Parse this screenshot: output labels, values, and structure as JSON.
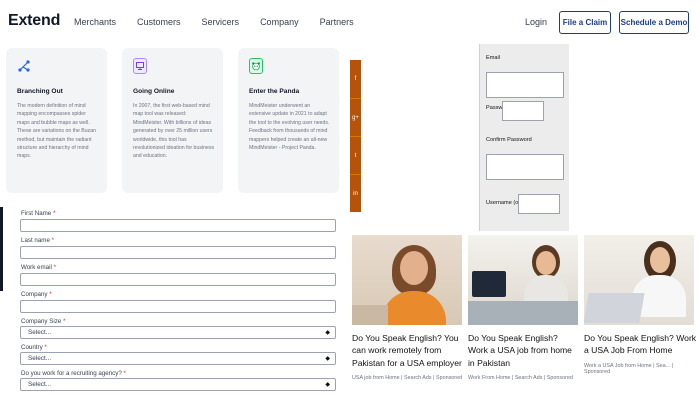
{
  "brand": {
    "logo_text": "Extend"
  },
  "nav": {
    "links": [
      "Merchants",
      "Customers",
      "Servicers",
      "Company",
      "Partners"
    ],
    "login": "Login",
    "file_claim": "File a Claim",
    "schedule_demo": "Schedule a Demo"
  },
  "cards": [
    {
      "icon": "share-nodes-icon",
      "title": "Branching Out",
      "body": "The modern definition of mind mapping encompasses spider maps and bubble maps as well. These are variations on the Buzan method, but maintain the radiant structure and hierarchy of mind maps."
    },
    {
      "icon": "monitor-icon",
      "title": "Going Online",
      "body": "In 2007, the first web-based mind map tool was released: MindMeister. With billions of ideas generated by over 25 million users worldwide, this tool has revolutionized ideation for business and education."
    },
    {
      "icon": "panda-icon",
      "title": "Enter the Panda",
      "body": "MindMeister underwent an extensive update in 2021 to adapt the tool to the evolving user needs. Feedback from thousands of mind mappers helped create an all-new MindMeister - Project Panda."
    }
  ],
  "social": [
    "f",
    "g+",
    "t",
    "in"
  ],
  "register": {
    "email": "Email",
    "password": "Password",
    "confirm_password": "Confirm Password",
    "username": "Username (optional)"
  },
  "form": {
    "first_name": "First Name",
    "last_name": "Last name",
    "work_email": "Work email",
    "company": "Company",
    "company_size": "Company Size",
    "company_size_value": "Select...",
    "country": "Country",
    "country_value": "Select...",
    "agency": "Do you work for a recruiting agency?",
    "agency_value": "Select...",
    "required_mark": "*"
  },
  "ads": [
    {
      "title": "Do You Speak English? You can work remotely from Pakistan for a USA employer",
      "source": "USA job from Home | Search Ads | Sponsored"
    },
    {
      "title": "Do You Speak English? Work a USA job from home in Pakistan",
      "source": "Work From Home | Search Ads | Sponsored"
    },
    {
      "title": "Do You Speak English? Work a USA Job From Home",
      "source": "Work a USA Job from Home | Sea... | Sponsored"
    }
  ],
  "colors": {
    "brand_navy": "#1e3a8a",
    "social_bar": "#b45309",
    "required": "#dc2626"
  }
}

### THE PROBLEM
Copy every line in the listing above where the string "Search" turns up.

### COMPLETE ANSWER
      "source": "USA job from Home | Search Ads | Sponsored"
      "source": "Work From Home | Search Ads | Sponsored"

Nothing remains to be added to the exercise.